*REQUEST:*
From the listing below, copy every line with the word "name".

*ENTRIES PROVIDED:*

++++

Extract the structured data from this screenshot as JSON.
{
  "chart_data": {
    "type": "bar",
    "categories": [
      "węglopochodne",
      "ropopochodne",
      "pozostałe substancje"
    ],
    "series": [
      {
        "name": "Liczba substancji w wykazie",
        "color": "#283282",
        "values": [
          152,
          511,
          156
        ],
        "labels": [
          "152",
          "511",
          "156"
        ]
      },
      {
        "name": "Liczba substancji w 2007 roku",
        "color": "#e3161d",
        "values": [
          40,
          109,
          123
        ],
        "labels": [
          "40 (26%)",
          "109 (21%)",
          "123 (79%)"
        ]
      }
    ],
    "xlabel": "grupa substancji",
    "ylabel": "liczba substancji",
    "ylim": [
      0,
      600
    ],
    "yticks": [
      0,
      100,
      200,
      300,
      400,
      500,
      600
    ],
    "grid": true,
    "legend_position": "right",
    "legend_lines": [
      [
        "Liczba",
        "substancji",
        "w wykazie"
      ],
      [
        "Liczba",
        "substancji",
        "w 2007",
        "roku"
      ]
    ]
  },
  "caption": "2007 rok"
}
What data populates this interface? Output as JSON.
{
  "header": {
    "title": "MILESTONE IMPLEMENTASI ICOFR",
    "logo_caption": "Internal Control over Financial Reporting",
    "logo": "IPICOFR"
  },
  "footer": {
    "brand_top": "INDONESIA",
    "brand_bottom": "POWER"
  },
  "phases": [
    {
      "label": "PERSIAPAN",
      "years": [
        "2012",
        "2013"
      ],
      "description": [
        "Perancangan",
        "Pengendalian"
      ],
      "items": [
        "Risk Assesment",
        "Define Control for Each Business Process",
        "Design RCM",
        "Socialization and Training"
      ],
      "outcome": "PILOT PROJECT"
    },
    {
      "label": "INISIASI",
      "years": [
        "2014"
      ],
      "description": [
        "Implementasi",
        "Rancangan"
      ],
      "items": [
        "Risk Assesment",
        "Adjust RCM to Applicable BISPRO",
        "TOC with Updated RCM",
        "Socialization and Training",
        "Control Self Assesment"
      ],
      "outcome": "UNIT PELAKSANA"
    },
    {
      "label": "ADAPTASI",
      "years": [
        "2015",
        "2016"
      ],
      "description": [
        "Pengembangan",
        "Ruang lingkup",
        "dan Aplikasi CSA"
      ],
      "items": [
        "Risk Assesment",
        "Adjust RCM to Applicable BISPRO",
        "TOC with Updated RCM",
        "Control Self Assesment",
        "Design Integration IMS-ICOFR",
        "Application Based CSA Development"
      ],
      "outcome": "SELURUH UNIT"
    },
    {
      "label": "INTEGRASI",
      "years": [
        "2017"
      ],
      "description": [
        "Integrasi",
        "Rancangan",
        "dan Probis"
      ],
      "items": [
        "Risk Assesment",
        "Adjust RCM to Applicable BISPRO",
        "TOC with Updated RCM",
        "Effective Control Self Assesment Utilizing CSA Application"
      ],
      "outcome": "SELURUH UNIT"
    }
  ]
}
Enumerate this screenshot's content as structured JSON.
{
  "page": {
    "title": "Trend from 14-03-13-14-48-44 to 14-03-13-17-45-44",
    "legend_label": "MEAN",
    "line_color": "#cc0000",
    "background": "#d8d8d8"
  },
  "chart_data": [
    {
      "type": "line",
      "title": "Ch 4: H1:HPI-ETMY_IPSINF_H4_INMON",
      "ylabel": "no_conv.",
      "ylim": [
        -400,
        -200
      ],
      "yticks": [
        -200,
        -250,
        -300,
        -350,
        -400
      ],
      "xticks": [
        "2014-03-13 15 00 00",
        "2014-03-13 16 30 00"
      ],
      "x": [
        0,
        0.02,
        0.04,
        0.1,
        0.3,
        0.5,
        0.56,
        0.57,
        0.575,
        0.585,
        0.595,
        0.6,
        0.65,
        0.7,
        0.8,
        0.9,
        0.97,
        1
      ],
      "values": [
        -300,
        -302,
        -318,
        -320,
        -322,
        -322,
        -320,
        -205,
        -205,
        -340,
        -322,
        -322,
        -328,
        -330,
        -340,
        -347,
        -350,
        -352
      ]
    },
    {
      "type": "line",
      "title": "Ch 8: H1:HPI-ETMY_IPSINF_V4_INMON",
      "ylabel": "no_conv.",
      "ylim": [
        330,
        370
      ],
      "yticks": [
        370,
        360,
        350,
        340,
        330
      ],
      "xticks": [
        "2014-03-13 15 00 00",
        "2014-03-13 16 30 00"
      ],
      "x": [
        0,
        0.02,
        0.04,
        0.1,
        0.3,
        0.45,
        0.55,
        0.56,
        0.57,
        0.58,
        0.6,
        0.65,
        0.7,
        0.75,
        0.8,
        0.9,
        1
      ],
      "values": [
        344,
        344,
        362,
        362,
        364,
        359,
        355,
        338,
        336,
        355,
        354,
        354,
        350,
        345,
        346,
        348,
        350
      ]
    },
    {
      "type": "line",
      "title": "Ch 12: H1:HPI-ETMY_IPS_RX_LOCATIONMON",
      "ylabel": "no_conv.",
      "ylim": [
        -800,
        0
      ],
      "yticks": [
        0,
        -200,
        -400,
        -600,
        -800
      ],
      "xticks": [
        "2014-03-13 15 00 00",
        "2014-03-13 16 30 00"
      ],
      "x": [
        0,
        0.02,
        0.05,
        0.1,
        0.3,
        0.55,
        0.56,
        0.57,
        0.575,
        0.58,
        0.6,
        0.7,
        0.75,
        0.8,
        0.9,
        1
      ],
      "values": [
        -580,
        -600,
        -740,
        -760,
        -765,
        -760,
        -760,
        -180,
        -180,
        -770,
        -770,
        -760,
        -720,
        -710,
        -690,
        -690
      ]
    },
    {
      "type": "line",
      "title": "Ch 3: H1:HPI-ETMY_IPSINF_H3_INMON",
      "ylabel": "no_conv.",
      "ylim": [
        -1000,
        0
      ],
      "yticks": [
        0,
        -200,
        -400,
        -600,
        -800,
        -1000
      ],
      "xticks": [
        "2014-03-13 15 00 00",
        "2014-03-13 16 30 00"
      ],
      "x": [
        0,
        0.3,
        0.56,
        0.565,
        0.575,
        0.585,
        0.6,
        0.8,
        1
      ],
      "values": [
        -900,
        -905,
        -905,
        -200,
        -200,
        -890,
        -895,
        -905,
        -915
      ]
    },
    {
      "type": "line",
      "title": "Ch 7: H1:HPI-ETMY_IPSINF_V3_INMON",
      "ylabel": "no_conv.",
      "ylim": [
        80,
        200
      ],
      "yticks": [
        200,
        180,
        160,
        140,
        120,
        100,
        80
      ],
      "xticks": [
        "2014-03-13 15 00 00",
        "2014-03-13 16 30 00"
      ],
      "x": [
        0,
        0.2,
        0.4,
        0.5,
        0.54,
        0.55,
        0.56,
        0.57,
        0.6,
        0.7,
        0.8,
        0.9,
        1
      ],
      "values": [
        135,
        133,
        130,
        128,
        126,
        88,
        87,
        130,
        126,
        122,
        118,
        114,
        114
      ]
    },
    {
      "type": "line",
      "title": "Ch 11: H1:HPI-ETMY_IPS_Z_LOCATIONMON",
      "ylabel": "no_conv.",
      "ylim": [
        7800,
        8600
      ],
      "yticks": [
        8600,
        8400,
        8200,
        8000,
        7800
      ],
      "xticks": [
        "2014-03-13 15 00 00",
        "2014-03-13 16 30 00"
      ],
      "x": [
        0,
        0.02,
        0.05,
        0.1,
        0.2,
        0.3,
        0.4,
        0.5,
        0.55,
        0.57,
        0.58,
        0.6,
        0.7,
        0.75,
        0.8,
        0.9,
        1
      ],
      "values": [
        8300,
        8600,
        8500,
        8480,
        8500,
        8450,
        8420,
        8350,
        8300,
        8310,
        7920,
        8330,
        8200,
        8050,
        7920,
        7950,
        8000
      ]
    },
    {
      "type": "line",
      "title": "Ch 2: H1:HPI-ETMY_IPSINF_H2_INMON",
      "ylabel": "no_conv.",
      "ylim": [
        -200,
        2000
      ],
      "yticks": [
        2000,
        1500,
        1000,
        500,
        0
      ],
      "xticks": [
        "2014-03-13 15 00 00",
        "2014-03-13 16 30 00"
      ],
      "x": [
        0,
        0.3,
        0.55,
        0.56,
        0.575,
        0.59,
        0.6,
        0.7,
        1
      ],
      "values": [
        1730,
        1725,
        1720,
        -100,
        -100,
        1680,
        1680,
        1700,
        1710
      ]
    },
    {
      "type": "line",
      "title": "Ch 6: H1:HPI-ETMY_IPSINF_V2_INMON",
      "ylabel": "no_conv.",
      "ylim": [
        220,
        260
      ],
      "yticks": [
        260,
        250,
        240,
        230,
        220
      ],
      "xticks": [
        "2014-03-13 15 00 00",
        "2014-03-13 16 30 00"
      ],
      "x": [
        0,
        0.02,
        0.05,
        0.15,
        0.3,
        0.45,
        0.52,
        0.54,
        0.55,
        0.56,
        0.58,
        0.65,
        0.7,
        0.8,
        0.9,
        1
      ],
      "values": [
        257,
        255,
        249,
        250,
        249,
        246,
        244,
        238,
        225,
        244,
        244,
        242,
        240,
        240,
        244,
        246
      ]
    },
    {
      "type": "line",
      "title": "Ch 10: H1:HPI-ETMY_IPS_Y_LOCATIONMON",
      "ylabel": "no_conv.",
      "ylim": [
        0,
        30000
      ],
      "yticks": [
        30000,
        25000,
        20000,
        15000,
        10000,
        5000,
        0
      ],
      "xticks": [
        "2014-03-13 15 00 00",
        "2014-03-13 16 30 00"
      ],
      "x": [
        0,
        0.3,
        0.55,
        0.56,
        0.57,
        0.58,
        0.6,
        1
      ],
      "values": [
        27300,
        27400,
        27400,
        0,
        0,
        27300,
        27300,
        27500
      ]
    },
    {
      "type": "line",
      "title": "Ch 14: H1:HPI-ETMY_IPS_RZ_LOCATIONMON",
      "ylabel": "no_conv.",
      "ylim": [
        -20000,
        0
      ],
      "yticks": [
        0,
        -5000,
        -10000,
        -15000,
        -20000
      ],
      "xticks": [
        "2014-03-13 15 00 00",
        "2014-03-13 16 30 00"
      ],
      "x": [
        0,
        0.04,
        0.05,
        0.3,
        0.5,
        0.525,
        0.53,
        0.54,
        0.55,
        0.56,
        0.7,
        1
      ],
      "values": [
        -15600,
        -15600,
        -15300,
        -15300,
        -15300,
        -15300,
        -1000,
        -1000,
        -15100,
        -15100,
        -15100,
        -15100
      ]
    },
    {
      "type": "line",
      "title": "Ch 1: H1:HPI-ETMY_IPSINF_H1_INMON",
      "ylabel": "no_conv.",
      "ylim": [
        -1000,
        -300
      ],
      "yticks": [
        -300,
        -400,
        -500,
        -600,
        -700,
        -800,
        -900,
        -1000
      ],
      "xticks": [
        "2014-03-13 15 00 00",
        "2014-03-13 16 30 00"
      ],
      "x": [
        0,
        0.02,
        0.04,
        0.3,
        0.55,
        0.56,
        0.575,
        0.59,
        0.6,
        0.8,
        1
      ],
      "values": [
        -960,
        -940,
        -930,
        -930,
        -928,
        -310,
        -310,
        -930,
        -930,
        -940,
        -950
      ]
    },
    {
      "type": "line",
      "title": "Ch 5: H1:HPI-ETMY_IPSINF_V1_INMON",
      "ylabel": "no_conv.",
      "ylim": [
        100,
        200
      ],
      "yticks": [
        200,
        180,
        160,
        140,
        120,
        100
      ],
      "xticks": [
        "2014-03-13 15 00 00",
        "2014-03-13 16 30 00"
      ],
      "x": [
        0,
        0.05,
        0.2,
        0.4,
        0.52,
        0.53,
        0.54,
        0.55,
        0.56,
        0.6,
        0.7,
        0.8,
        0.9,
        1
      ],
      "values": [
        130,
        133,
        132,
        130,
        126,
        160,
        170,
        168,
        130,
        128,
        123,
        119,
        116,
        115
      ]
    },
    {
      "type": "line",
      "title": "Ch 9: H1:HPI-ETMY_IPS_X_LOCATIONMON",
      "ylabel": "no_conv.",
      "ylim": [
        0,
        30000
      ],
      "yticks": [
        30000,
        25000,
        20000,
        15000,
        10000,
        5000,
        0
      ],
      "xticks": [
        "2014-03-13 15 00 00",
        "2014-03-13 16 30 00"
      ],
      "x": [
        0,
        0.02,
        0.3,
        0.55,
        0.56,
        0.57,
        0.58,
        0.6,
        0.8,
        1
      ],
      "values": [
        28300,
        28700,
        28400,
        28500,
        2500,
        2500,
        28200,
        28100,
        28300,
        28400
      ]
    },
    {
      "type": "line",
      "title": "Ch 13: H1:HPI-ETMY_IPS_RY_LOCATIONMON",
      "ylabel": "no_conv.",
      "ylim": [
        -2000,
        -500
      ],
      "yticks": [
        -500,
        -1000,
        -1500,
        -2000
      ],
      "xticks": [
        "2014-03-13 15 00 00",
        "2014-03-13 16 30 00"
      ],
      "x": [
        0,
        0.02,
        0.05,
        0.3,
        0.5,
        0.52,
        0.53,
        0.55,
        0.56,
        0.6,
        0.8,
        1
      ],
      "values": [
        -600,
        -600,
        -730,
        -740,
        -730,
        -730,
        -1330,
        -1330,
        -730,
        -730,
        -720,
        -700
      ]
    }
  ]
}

++++

*REPLY:*
        "name": "Liczba substancji w wykazie",
        "name": "Liczba substancji w 2007 roku",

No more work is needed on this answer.